**Material provided:**
%%

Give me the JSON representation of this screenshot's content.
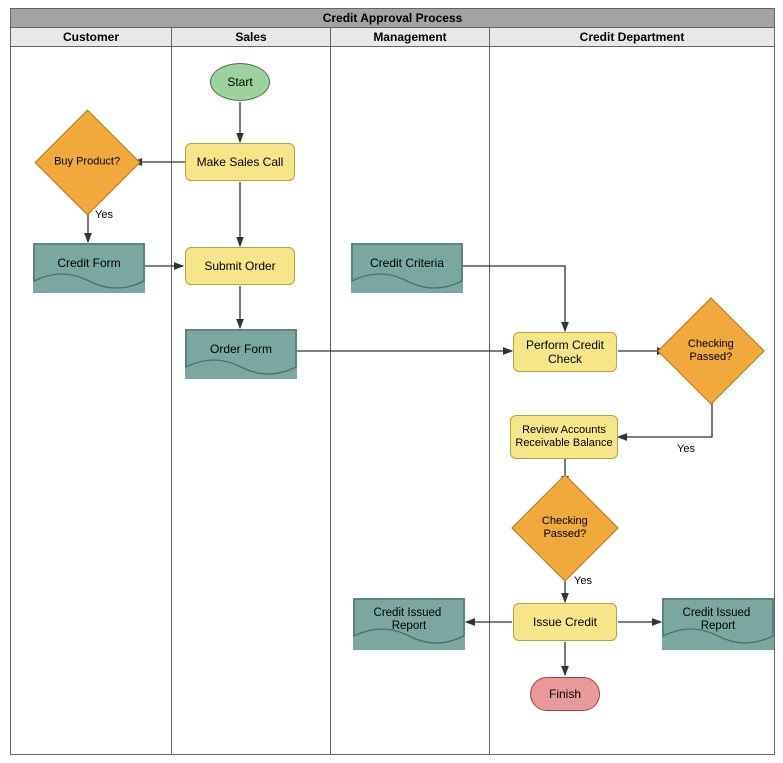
{
  "title": "Credit Approval Process",
  "lanes": {
    "customer": "Customer",
    "sales": "Sales",
    "management": "Management",
    "credit": "Credit Department"
  },
  "nodes": {
    "start": "Start",
    "finish": "Finish",
    "buy_product": "Buy Product?",
    "credit_form": "Credit Form",
    "make_sales_call": "Make Sales Call",
    "submit_order": "Submit Order",
    "order_form": "Order Form",
    "credit_criteria": "Credit Criteria",
    "perform_credit_check": "Perform Credit Check",
    "checking_passed_1": "Checking Passed?",
    "review_ar": "Review Accounts Receivable Balance",
    "checking_passed_2": "Checking Passed?",
    "issue_credit": "Issue Credit",
    "credit_issued_report_left": "Credit Issued Report",
    "credit_issued_report_right": "Credit Issued Report"
  },
  "edge_labels": {
    "yes1": "Yes",
    "yes2": "Yes",
    "yes3": "Yes"
  },
  "chart_data": {
    "type": "swimlane-flowchart",
    "title": "Credit Approval Process",
    "lanes": [
      "Customer",
      "Sales",
      "Management",
      "Credit Department"
    ],
    "nodes": [
      {
        "id": "start",
        "lane": "Sales",
        "type": "terminator",
        "label": "Start"
      },
      {
        "id": "make_sales_call",
        "lane": "Sales",
        "type": "process",
        "label": "Make Sales Call"
      },
      {
        "id": "buy_product",
        "lane": "Customer",
        "type": "decision",
        "label": "Buy Product?"
      },
      {
        "id": "credit_form",
        "lane": "Customer",
        "type": "document",
        "label": "Credit Form"
      },
      {
        "id": "submit_order",
        "lane": "Sales",
        "type": "process",
        "label": "Submit Order"
      },
      {
        "id": "order_form",
        "lane": "Sales",
        "type": "document",
        "label": "Order Form"
      },
      {
        "id": "credit_criteria",
        "lane": "Management",
        "type": "document",
        "label": "Credit Criteria"
      },
      {
        "id": "perform_credit_check",
        "lane": "Credit Department",
        "type": "process",
        "label": "Perform Credit Check"
      },
      {
        "id": "checking_passed_1",
        "lane": "Credit Department",
        "type": "decision",
        "label": "Checking Passed?"
      },
      {
        "id": "review_ar",
        "lane": "Credit Department",
        "type": "process",
        "label": "Review Accounts Receivable Balance"
      },
      {
        "id": "checking_passed_2",
        "lane": "Credit Department",
        "type": "decision",
        "label": "Checking Passed?"
      },
      {
        "id": "issue_credit",
        "lane": "Credit Department",
        "type": "process",
        "label": "Issue Credit"
      },
      {
        "id": "credit_issued_report_left",
        "lane": "Management",
        "type": "document",
        "label": "Credit Issued Report"
      },
      {
        "id": "credit_issued_report_right",
        "lane": "Credit Department",
        "type": "document",
        "label": "Credit Issued Report"
      },
      {
        "id": "finish",
        "lane": "Credit Department",
        "type": "terminator",
        "label": "Finish"
      }
    ],
    "edges": [
      {
        "from": "start",
        "to": "make_sales_call"
      },
      {
        "from": "make_sales_call",
        "to": "buy_product"
      },
      {
        "from": "buy_product",
        "to": "credit_form",
        "label": "Yes"
      },
      {
        "from": "credit_form",
        "to": "submit_order"
      },
      {
        "from": "make_sales_call",
        "to": "submit_order"
      },
      {
        "from": "submit_order",
        "to": "order_form"
      },
      {
        "from": "order_form",
        "to": "perform_credit_check"
      },
      {
        "from": "credit_criteria",
        "to": "perform_credit_check"
      },
      {
        "from": "perform_credit_check",
        "to": "checking_passed_1"
      },
      {
        "from": "checking_passed_1",
        "to": "review_ar",
        "label": "Yes"
      },
      {
        "from": "review_ar",
        "to": "checking_passed_2"
      },
      {
        "from": "checking_passed_2",
        "to": "issue_credit",
        "label": "Yes"
      },
      {
        "from": "issue_credit",
        "to": "credit_issued_report_left"
      },
      {
        "from": "issue_credit",
        "to": "credit_issued_report_right"
      },
      {
        "from": "issue_credit",
        "to": "finish"
      }
    ]
  }
}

%%

Return each line in the records that holds the string "Accounts".

**Result for this exercise:**
    "review_ar": "Review Accounts Receivable Balance",
        "label": "Review Accounts Receivable Balance"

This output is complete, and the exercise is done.